On Fri, Apr 12, 2019 at 12:27:11PM +0900, Kyotaro HORIGUCHI wrote:
> This patch changes XLogRead to allow using other than
> BasicOpenFile to open a segment, and use XLogReaderState.private
> to hold a new struct XLogReadPos for the segment reader. The new
> struct is heavily duplicated with XLogReaderState and I'm not
> sure the rason why the XLogReadPos is needed.
> Any other opinions, or thoughts?
The focus is on the stability of v12 for the next couple of months, so
please make sure to register it to the next CF if you want feedback.
Here are some basic thoughts after a very quick lookup.
+/*
+ * Position in XLOG file while reading it.
+ */
+typedef struct XLogReadPos
+{
+ int segFile; /* segment file descriptor */
+ XLogSegNo segNo; /* segment number */
+ uint32 segOff; /* offset in the segment */
+ TimeLineID tli; /* timeline ID of the currently open file */
+
+ char *dir; /* directory (only needed by
frontends) */
+} XLogReadPos;
Not sure if there is any point to split that with the XLOG reader
status.

(Stored data entries)
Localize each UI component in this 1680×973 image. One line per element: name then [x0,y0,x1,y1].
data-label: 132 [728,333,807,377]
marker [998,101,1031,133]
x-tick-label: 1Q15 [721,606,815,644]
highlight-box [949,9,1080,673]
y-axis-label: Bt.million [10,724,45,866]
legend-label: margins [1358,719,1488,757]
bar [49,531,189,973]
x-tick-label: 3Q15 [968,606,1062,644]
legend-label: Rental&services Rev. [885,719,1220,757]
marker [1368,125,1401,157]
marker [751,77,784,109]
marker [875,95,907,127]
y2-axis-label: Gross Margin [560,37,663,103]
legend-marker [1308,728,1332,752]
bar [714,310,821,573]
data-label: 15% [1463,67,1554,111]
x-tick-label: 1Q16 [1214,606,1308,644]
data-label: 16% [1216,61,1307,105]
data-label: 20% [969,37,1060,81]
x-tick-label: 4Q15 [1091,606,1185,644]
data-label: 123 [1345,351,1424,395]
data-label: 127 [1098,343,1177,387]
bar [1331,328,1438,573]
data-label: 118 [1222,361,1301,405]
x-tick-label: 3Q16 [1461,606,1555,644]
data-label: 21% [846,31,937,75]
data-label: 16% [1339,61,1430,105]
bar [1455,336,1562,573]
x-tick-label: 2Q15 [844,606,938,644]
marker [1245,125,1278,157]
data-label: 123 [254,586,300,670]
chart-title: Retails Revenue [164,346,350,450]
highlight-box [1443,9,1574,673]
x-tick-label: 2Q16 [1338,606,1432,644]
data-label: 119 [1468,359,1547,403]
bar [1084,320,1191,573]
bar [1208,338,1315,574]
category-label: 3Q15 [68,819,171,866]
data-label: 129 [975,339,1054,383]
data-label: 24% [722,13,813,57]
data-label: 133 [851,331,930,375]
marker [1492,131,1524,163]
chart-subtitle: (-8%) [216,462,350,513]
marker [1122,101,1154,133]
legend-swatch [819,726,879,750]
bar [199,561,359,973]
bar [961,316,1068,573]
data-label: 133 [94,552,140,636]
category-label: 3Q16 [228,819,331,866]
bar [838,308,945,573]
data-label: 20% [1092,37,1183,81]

● **TASK SET**
1. Decide whether each statement agrees with the message on the XLogRead patch, answering yes or no and quoting the words of the message that settle it: (a) the reply asks that the patch be registered to the next CF if feedback is wanted; (b) the field segOff holds the segment number; (c) the reply says the focus for the next couple of months is the stability of v13.
2. Write out the stretch of the message on the XLogRead patch from "On Fri, Apr" through "while reading it.".
3. Continue the message on the XLogRead patch from the point where it stops.
The entries play no part in what comes next.

● **WRITTEN ANSWERS**
1.
(a) Yes: "please make sure to register it to the next CF if you want feedback."
(b) No: "offset in the segment"
(c) No: "The focus is on the stability of v12 for the next couple of months"

2.
On Fri, Apr 12, 2019 at 12:27:11PM +0900, Kyotaro HORIGUCHI wrote:
> This patch changes XLogRead to allow using other than
> BasicOpenFile to open a segment, and use XLogReaderState.private
> to hold a new struct XLogReadPos for the segment reader. The new
> struct is heavily duplicated with XLogReaderState and I'm not
> sure the rason why the XLogReadPos is needed.
> Any other opinions, or thoughts?
The focus is on the stability of v12 for the next couple of months, so
please make sure to register it to the next CF if you want feedback.
Here are some basic thoughts after a very quick lookup.
+/*
+ * Position in XLOG file while reading it.

3.
+static void fatal_error(const char *fmt,...) pg_attribute_printf(1, 2);
+
+static void
+fatal_error(const char *fmt,...)
In this more confusion accumulates with something which has enough
warts on HEAD when it comes to declare locally equivalents to the
elog() for src/common/.
+/*
+ * This is a front-end counterpart of XLogFileNameP.
+ */
+static char *
+XLogFileNameFE(TimeLineID tli, XLogSegNo segno)
+{
+ char *result = palloc(MAXFNAMELEN);
+
+ XLogFileName(result, tli, segno, WalSegSz);
+ return result;
+}
We could use a pointer to an allocated area. Or even better, just a
static variable as this just gets used for error messages to store
temporarily the segment name in a routine part of perhaps
xlogreader.c.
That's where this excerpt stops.